- [Given instruction]: Write out the material again exactly, please, and omit the pictures.

- [Material supplied]:

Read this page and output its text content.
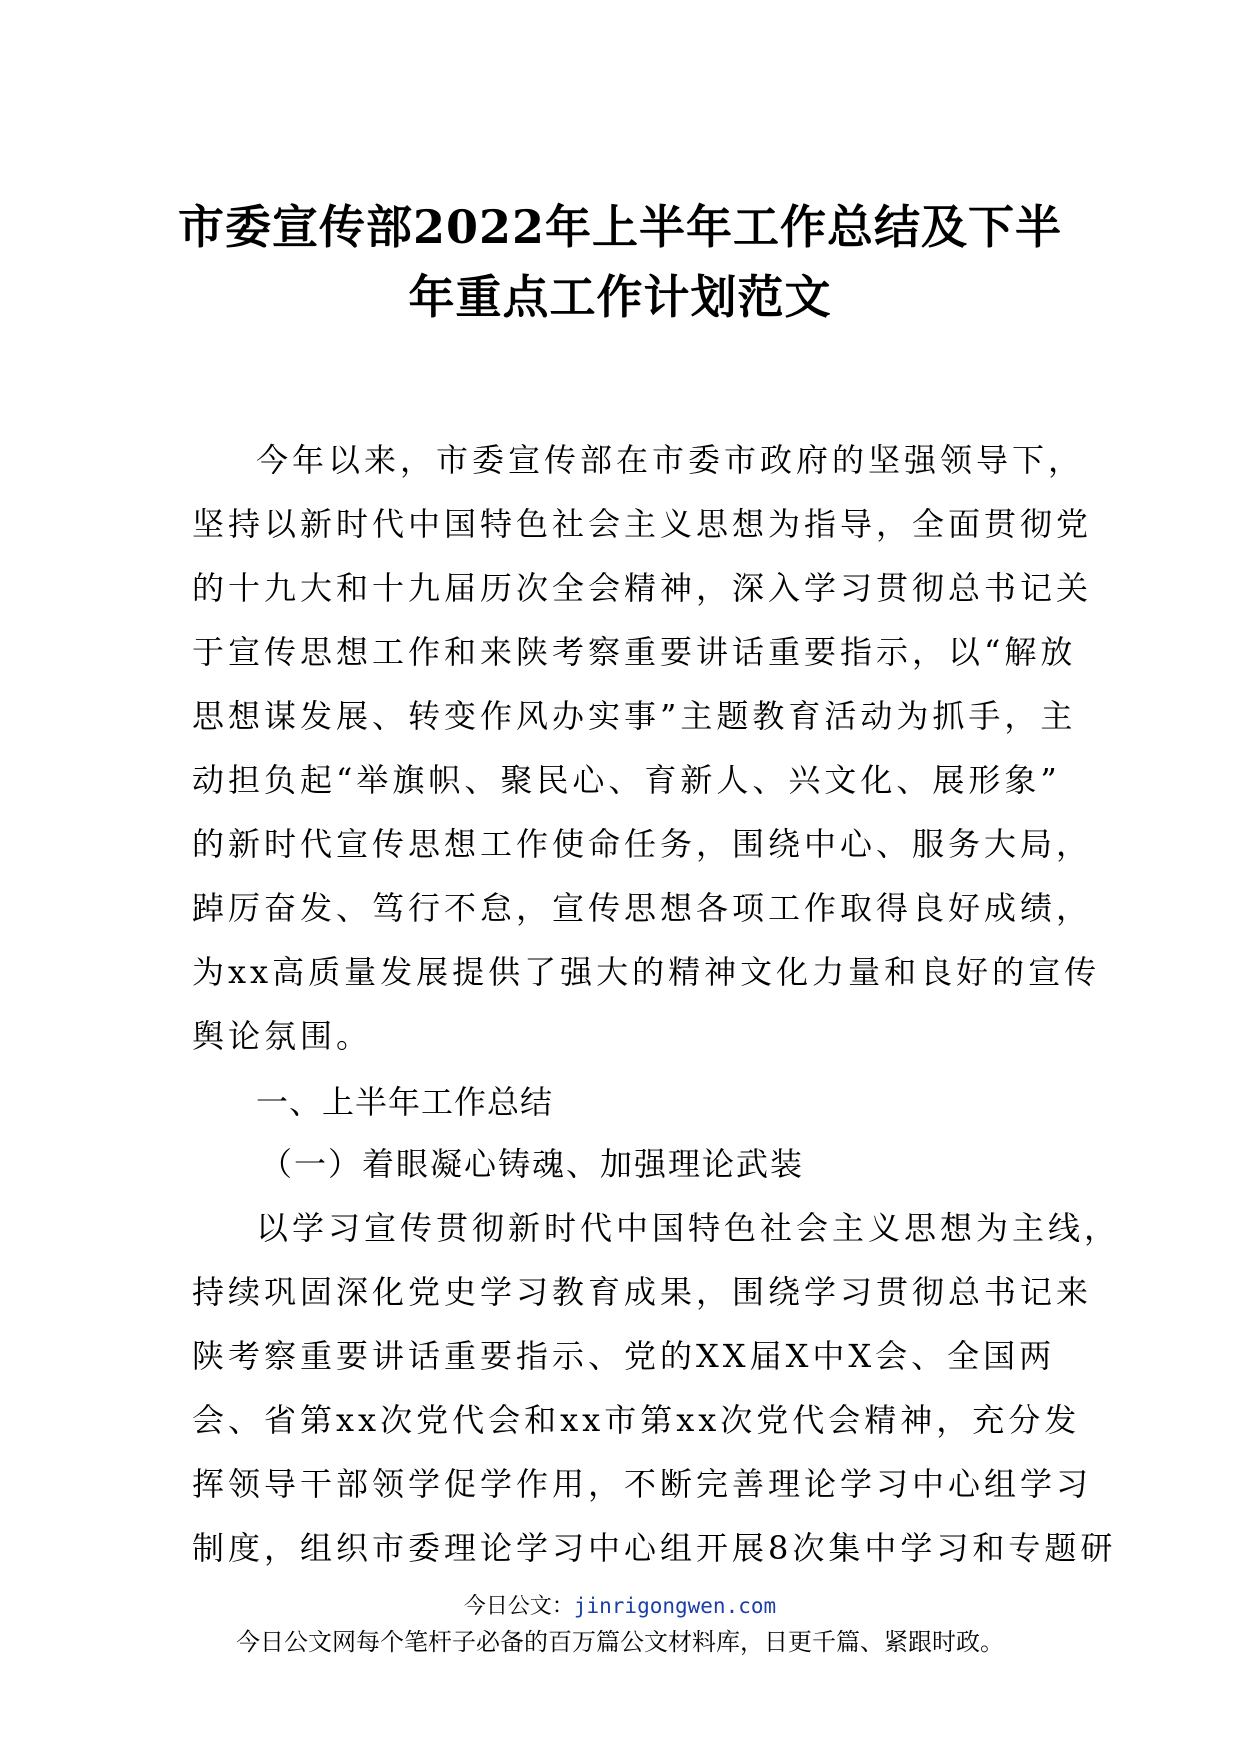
市委宣传部2022年上半年工作总结及下半
年重点工作计划范文
今年以来，市委宣传部在市委市政府的坚强领导下，
坚持以新时代中国特色社会主义思想为指导，全面贯彻党
的十九大和十九届历次全会精神，深入学习贯彻总书记关
于宣传思想工作和来陕考察重要讲话重要指示，以“解放
思想谋发展、转变作风办实事”主题教育活动为抓手，主
动担负起“举旗帜、聚民心、育新人、兴文化、展形象”
的新时代宣传思想工作使命任务，围绕中心、服务大局，
踔厉奋发、笃行不怠，宣传思想各项工作取得良好成绩，
为xx高质量发展提供了强大的精神文化力量和良好的宣传
舆论氛围。
一、上半年工作总结
（一）着眼凝心铸魂、加强理论武装
以学习宣传贯彻新时代中国特色社会主义思想为主线，
持续巩固深化党史学习教育成果，围绕学习贯彻总书记来
陕考察重要讲话重要指示、党的XX届X中X会、全国两
会、省第xx次党代会和xx市第xx次党代会精神，充分发
挥领导干部领学促学作用，不断完善理论学习中心组学习
制度，组织市委理论学习中心组开展8次集中学习和专题研
今日公文：jinrigongwen.com
今日公文网每个笔杆子必备的百万篇公文材料库，日更千篇、紧跟时政。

- [Finished exercise]:
Read this page and output its text content.
市委宣传部2022年上半年工作总结及下半
年重点工作计划范文
今年以来，市委宣传部在市委市政府的坚强领导下，
坚持以新时代中国特色社会主义思想为指导，全面贯彻党
的十九大和十九届历次全会精神，深入学习贯彻总书记关
于宣传思想工作和来陕考察重要讲话重要指示，以“解放
思想谋发展、转变作风办实事”主题教育活动为抓手，主
动担负起“举旗帜、聚民心、育新人、兴文化、展形象”
的新时代宣传思想工作使命任务，围绕中心、服务大局，
踔厉奋发、笃行不怠，宣传思想各项工作取得良好成绩，
为xx高质量发展提供了强大的精神文化力量和良好的宣传
舆论氛围。
一、上半年工作总结
（一）着眼凝心铸魂、加强理论武装
以学习宣传贯彻新时代中国特色社会主义思想为主线，
持续巩固深化党史学习教育成果，围绕学习贯彻总书记来
陕考察重要讲话重要指示、党的XX届X中X会、全国两
会、省第xx次党代会和xx市第xx次党代会精神，充分发
挥领导干部领学促学作用，不断完善理论学习中心组学习
制度，组织市委理论学习中心组开展8次集中学习和专题研
今日公文：jinrigongwen.com
今日公文网每个笔杆子必备的百万篇公文材料库，日更千篇、紧跟时政。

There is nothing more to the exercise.